_Excerpted passage_:
# # #
Art Garfunkel to duet with his son at Jaffa show

Legendary singer set to perform on Wednesday.

Art Garfunkel at Dan hotel in Tel Aviv (photo credit: ELIRAN AVITAL)
Art Garfunkel at Dan hotel in Tel Aviv
(photo credit: ELIRAN AVITAL)
When legendary singer Art Garfunkel takes the stage on Wednesday night at Bloomfield Stadium in Jaffa, he may not have old partner Paul Simon with him, but he offers the next best thing – his son Arthur Jr.
“He has a great musical gift, my boy sings better than I do and I’m pretty good. I would not bring him in the show if it was nepotism,” said the 73-yearold Garfunkel during a press conference Monday at the Dan Hotel in Tel Aviv the morning after he arrived in Israel.
Looking more like an Ivy League college professor than a rock star – with open collar, sport jacket and horn-rimmed glasses – Garfunkel said that his 24-year-old son would be joining him for a couple songs at the show, in which he promises to perform a generous selection from both the Simon and Garfunkel songbook as well as from his illustrious solo career.
“We all have our children and we all like to show them off but I’m trying to give the customer their real value for the ticket.
So I’m bringing on a great singer, my son Arthur Jr., because he is so damn good,” he added.
Garfunkel, who last appeared in Israel in the early 1980s with his erstwhile partner Simon, said that he was happy to be in Israel and had not been approached by anyone urging him to boycott the country.
At the same time, the Jewish singer explained that he wasn’t here to be a tourist.
# # #
_List of tasks_:
1 - Decide whether each statement below agrees with the Garfunkel article above, answering yes or no and quoting the deciding words from the article. (a) Garfunkel's son is 24 years old. (b) The press conference took place at Bloomfield Stadium. (c) Garfunkel last appeared in Israel in the early 1990s.
2 - Return the stretch of the Garfunkel article from "Art Garfunkel at Dan hotel in Tel Aviv (photo" through "his son Arthur Jr.", copied word for word.
# # #
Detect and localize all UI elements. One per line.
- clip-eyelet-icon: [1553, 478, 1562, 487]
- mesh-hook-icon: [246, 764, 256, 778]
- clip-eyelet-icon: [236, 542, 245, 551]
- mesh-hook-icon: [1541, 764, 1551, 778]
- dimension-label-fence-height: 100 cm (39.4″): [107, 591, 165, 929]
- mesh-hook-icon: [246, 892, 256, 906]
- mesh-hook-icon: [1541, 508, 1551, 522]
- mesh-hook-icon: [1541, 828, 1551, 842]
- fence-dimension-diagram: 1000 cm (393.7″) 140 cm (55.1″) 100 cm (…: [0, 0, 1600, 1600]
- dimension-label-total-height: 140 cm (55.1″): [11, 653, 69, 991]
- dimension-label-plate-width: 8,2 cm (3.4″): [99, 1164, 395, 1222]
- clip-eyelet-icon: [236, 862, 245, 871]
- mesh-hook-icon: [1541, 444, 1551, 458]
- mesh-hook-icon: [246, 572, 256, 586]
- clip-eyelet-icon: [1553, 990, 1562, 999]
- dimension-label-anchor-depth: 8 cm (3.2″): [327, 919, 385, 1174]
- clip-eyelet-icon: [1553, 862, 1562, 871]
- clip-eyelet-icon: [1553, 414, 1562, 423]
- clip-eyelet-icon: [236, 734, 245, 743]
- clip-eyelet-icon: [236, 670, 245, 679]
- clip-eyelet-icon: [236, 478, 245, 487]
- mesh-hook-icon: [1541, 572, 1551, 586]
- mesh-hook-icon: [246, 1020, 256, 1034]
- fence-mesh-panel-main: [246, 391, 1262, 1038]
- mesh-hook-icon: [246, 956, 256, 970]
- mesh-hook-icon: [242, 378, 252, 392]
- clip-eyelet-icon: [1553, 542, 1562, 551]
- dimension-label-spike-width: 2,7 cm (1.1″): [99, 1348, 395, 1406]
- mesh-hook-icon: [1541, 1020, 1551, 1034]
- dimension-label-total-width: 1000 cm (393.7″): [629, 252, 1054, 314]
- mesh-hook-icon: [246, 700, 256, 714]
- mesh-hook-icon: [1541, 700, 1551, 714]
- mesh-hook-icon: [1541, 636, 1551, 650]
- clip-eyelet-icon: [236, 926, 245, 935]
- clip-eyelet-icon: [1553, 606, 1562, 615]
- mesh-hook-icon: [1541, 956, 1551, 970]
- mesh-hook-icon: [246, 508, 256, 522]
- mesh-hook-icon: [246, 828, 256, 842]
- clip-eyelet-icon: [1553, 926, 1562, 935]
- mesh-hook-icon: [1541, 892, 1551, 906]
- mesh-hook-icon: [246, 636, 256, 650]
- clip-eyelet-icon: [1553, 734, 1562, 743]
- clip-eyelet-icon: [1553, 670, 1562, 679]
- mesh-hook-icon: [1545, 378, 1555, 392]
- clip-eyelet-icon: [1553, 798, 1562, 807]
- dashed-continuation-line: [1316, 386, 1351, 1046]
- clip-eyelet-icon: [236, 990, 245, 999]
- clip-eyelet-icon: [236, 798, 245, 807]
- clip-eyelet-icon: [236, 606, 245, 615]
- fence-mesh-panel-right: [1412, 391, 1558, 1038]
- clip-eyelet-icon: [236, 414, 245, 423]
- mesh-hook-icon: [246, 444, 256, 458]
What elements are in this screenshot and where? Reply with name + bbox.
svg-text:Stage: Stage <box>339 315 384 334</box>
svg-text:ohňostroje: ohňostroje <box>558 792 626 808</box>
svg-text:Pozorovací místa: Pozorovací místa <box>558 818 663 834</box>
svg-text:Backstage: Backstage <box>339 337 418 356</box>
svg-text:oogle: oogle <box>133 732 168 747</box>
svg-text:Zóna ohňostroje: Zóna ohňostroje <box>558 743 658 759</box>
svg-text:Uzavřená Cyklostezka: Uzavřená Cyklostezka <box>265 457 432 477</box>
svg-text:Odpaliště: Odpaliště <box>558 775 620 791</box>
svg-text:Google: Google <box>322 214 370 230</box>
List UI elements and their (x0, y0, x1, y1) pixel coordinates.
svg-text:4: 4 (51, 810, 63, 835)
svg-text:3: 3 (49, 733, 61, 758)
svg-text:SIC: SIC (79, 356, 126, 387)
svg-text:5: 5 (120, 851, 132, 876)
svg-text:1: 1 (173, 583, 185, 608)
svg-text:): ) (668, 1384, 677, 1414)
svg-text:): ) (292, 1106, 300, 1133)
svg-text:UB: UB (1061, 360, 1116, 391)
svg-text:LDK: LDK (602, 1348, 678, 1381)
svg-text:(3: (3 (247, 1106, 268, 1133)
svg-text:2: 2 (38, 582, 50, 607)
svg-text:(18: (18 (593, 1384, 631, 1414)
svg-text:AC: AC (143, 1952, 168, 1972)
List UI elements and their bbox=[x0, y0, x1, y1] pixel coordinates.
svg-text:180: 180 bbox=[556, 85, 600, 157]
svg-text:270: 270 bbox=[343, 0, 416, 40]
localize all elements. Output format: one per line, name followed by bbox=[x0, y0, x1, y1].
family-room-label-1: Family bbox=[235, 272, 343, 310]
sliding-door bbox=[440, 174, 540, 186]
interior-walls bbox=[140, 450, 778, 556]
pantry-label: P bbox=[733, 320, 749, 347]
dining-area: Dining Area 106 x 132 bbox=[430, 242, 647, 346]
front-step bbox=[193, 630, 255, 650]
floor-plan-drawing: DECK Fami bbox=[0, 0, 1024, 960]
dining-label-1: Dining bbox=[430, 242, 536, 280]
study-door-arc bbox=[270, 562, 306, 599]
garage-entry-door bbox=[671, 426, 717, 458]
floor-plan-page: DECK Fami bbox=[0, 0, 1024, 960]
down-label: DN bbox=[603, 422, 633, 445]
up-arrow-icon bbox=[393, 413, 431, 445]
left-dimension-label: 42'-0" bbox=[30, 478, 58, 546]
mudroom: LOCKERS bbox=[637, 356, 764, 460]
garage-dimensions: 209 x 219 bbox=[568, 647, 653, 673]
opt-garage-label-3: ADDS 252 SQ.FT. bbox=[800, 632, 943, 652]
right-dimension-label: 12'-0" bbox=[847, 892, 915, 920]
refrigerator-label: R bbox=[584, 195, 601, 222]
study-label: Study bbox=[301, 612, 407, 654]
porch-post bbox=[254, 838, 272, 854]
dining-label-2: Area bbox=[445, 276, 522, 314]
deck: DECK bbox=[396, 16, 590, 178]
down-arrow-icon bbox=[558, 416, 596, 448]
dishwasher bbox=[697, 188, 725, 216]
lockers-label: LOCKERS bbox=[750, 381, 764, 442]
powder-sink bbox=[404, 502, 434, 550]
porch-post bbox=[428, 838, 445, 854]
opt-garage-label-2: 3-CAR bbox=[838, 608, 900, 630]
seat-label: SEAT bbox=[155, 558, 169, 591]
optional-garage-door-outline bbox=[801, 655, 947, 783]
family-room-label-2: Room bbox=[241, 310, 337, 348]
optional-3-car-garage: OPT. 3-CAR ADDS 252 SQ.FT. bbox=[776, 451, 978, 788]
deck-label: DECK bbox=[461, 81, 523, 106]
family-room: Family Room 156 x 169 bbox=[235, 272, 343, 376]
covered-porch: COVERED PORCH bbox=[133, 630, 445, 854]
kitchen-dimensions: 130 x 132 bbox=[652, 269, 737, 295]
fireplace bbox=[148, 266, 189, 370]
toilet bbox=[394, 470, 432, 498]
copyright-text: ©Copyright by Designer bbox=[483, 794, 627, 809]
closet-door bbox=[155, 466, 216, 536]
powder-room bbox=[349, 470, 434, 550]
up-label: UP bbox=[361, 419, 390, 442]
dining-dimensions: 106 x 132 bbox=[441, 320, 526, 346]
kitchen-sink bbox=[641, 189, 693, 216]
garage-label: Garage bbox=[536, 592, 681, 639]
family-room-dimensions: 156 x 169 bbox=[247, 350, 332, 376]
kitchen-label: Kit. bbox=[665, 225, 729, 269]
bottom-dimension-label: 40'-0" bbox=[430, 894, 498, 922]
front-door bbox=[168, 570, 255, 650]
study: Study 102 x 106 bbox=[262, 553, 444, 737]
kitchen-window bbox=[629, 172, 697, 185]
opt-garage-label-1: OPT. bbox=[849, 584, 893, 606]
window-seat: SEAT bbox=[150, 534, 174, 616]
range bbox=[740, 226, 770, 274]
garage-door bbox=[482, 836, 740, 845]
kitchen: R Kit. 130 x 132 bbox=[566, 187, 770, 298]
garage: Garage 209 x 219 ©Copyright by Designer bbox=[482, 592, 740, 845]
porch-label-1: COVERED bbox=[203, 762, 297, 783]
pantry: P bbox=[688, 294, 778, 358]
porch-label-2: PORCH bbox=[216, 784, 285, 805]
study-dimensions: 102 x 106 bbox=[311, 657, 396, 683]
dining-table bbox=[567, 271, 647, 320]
# # #
_Outputs for the tasks_:
1 -
(a) Yes: "his 24-year-old son would be joining him for a couple songs"
(b) No: "during a press conference Monday at the Dan Hotel in Tel Aviv"
(c) No: "last appeared in Israel in the early 1980s"

2 -
Art Garfunkel at Dan hotel in Tel Aviv (photo credit: ELIRAN AVITAL)
Art Garfunkel at Dan hotel in Tel Aviv
(photo credit: ELIRAN AVITAL)
When legendary singer Art Garfunkel takes the stage on Wednesday night at Bloomfield Stadium in Jaffa, he may not have old partner Paul Simon with him, but he offers the next best thing – his son Arthur Jr.